**** Records to use ****

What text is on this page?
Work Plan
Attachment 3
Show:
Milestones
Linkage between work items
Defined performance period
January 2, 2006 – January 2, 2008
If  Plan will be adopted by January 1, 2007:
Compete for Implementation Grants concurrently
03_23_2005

****

Write out the records above again, keeping each one identical to the original.

**Exercise solution**
What text is on this page?
Work Plan
Attachment 3
Show:
Milestones
Linkage between work items
Defined performance period
January 2, 2006 – January 2, 2008
If  Plan will be adopted by January 1, 2007:
Compete for Implementation Grants concurrently
03_23_2005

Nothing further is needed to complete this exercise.